■ **TASK OBJECTIVE**
Locate the lines of the listing below that hold "this", then copy each of them.

(Records from a collection of figures)
::::

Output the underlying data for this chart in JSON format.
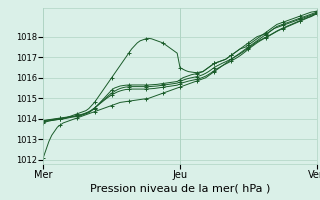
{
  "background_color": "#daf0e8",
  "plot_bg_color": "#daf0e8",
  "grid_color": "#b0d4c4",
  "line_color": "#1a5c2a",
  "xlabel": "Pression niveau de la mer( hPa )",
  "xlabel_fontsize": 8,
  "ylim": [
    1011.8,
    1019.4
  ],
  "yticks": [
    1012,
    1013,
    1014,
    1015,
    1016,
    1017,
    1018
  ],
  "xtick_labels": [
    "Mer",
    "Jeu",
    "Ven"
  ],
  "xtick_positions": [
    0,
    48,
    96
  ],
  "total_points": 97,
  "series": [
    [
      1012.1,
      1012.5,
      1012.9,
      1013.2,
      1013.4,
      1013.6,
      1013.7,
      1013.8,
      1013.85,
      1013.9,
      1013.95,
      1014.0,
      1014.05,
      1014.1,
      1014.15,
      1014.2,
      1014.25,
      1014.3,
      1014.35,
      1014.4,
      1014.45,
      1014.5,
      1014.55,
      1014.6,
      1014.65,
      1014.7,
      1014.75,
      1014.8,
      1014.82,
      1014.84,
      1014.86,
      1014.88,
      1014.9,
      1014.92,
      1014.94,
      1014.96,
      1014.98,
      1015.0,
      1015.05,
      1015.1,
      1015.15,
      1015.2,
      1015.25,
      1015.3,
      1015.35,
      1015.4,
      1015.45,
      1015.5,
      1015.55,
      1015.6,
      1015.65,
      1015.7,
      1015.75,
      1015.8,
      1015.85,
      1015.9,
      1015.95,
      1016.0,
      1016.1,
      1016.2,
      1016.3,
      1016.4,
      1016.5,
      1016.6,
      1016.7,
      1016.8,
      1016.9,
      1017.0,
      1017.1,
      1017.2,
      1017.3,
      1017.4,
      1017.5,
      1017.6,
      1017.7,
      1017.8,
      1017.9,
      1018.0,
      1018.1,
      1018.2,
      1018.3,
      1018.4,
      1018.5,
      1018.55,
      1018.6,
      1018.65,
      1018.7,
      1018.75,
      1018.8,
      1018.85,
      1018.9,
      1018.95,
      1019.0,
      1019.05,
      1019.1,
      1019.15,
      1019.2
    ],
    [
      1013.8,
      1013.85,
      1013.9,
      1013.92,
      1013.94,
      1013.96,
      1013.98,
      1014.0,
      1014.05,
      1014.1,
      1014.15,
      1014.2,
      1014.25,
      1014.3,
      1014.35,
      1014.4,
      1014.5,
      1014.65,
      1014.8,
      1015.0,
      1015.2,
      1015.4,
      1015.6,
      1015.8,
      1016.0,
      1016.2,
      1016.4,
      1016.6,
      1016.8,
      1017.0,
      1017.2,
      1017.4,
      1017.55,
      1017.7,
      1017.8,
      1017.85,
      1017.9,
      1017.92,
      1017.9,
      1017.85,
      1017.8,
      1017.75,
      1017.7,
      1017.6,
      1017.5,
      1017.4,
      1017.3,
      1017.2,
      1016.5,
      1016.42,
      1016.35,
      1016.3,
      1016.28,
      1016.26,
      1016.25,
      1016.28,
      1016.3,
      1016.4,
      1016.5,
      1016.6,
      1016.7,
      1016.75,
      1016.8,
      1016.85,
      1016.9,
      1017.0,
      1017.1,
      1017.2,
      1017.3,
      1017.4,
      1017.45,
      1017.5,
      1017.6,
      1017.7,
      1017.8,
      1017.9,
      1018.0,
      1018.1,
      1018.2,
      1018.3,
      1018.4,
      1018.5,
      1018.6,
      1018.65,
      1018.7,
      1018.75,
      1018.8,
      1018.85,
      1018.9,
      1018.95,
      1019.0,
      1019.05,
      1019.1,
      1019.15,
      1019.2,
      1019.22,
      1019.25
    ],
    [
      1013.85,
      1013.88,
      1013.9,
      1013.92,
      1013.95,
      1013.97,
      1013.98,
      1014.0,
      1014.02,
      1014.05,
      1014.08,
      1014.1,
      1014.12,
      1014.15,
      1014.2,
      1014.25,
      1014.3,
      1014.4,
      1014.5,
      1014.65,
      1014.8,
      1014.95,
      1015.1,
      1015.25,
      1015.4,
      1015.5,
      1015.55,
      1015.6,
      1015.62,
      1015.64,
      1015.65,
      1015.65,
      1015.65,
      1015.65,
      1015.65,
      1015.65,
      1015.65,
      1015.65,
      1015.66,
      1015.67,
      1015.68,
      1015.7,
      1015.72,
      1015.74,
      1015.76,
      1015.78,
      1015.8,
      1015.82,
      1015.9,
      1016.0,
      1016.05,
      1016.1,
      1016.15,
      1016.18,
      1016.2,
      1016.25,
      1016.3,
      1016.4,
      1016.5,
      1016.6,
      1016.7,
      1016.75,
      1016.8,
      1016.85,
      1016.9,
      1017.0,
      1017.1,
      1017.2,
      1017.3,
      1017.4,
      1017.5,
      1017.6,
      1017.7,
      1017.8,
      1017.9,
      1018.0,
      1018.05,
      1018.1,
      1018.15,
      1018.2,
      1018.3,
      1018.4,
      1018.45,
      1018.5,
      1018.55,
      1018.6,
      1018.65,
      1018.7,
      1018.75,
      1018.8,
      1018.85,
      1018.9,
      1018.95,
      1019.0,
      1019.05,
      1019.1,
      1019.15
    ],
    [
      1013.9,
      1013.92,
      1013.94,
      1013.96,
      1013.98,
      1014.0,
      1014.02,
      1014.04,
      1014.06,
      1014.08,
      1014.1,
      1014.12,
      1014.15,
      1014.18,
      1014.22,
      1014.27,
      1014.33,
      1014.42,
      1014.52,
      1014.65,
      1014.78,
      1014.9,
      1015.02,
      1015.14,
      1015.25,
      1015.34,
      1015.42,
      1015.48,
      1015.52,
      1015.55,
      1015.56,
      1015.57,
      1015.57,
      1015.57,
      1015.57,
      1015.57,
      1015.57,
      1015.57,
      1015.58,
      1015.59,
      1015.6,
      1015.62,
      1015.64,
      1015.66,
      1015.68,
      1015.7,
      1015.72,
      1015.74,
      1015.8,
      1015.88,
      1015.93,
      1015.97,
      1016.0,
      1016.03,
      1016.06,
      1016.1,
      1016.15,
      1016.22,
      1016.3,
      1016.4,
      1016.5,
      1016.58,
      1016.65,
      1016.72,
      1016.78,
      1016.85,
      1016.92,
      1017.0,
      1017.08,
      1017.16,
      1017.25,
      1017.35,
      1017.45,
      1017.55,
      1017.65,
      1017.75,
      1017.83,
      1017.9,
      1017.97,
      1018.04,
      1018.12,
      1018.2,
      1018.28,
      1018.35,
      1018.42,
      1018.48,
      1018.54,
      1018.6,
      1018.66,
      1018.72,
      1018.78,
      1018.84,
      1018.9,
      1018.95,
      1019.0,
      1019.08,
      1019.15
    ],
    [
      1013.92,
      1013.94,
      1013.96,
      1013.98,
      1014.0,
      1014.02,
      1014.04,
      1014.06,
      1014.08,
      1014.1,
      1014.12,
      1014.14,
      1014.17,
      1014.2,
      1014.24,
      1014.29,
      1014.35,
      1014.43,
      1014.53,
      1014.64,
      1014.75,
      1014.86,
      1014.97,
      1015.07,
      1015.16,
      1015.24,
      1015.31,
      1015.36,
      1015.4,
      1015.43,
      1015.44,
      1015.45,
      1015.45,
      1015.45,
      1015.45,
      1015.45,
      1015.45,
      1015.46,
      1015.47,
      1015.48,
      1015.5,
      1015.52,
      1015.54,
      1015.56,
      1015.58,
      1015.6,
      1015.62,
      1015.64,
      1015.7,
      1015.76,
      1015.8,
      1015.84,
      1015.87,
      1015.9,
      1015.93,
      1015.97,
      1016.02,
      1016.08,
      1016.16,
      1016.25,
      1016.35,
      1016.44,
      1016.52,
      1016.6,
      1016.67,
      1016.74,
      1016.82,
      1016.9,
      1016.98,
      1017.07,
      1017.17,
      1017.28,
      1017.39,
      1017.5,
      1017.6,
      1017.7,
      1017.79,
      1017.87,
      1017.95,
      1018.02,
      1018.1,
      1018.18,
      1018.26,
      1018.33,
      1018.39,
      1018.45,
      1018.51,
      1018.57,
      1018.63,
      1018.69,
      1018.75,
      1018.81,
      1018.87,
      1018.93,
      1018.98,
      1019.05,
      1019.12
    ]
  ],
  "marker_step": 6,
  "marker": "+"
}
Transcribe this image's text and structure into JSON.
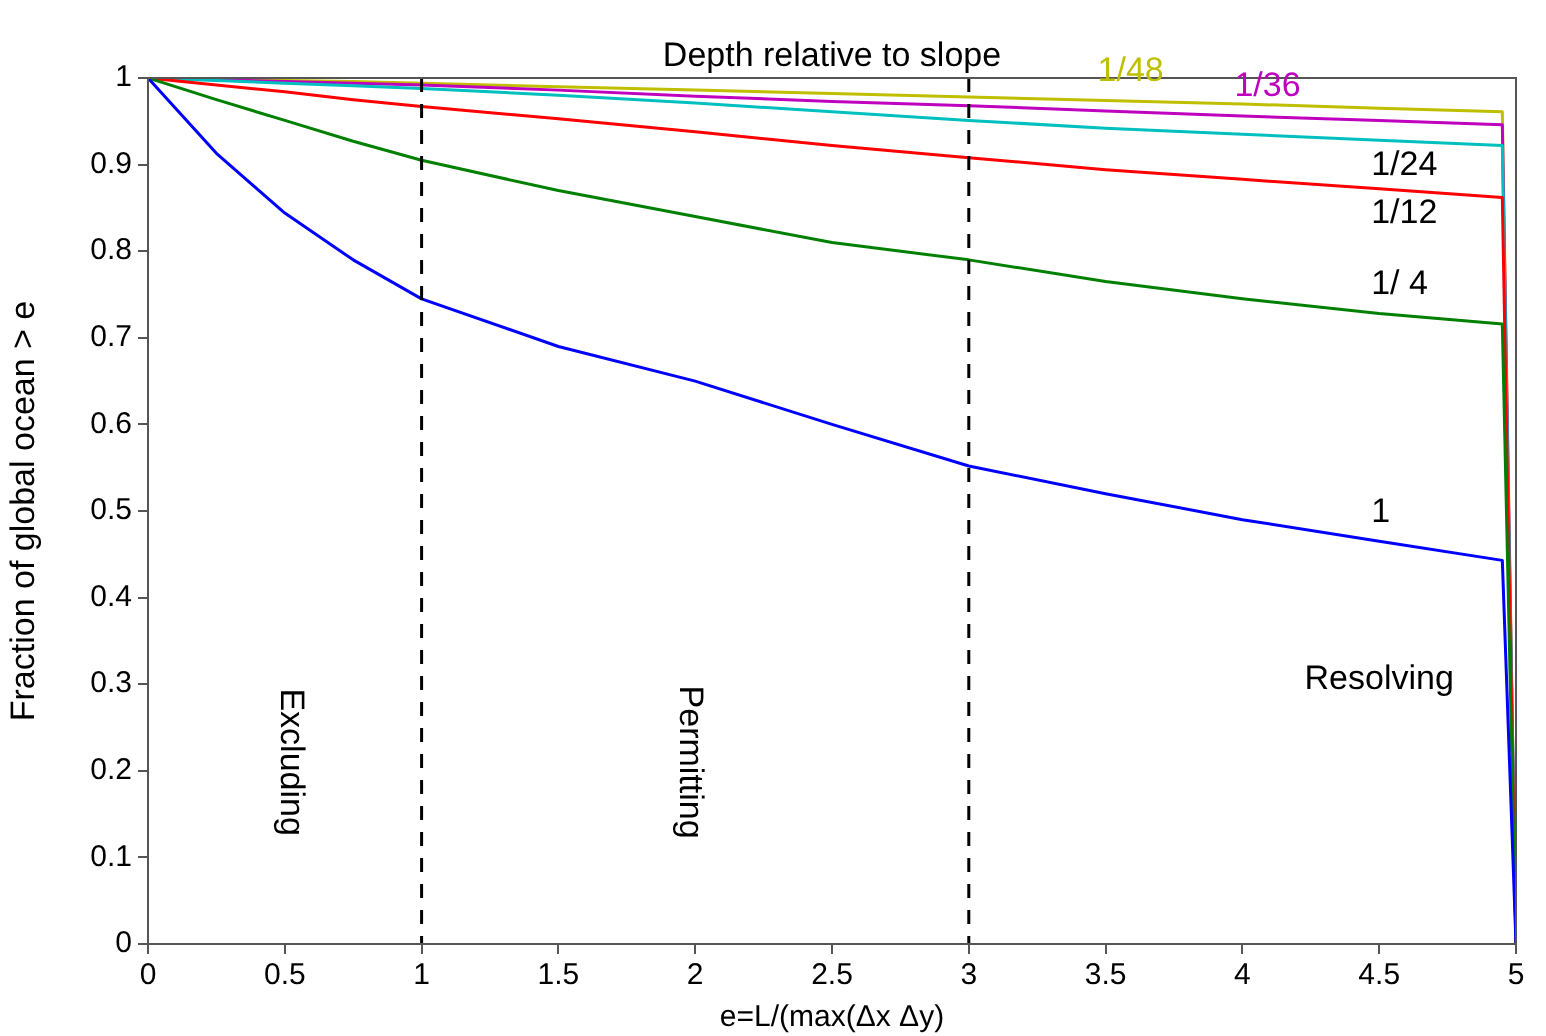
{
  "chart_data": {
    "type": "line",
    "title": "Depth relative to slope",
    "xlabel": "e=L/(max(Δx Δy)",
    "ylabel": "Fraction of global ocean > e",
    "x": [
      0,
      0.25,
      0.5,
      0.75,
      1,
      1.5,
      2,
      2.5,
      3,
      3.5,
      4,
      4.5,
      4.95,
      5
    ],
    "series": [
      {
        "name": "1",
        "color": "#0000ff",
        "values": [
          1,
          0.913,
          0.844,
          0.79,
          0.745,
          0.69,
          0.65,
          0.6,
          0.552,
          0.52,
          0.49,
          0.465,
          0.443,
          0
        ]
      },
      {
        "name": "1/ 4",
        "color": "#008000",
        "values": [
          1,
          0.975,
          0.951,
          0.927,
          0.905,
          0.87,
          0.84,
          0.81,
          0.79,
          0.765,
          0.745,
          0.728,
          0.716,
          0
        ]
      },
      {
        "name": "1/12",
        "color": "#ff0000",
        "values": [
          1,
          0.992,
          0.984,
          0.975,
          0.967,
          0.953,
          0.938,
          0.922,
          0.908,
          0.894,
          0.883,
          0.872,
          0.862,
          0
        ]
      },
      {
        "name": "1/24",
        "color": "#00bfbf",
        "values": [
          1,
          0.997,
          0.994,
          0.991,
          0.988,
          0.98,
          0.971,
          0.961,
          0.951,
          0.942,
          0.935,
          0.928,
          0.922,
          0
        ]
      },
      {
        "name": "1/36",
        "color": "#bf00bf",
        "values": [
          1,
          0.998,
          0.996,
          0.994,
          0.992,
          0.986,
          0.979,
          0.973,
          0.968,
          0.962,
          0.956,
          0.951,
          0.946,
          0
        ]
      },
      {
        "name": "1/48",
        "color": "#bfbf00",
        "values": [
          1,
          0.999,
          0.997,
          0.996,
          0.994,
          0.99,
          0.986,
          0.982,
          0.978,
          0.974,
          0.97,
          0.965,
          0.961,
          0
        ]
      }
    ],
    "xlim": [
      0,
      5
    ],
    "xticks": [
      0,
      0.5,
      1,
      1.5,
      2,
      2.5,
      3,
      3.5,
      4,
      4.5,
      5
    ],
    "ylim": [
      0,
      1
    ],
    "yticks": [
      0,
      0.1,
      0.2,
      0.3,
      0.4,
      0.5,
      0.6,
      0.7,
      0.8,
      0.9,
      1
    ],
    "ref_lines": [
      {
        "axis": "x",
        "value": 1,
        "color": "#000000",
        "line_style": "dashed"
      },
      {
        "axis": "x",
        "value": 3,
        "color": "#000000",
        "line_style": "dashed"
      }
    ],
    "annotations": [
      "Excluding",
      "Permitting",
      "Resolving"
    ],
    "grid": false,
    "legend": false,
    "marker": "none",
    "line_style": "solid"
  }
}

::::

■ **OUTPUT OF THE EXERCISE**
Output the underlying data for this chart in JSON format.
Transcribe this image's text and structure into JSON.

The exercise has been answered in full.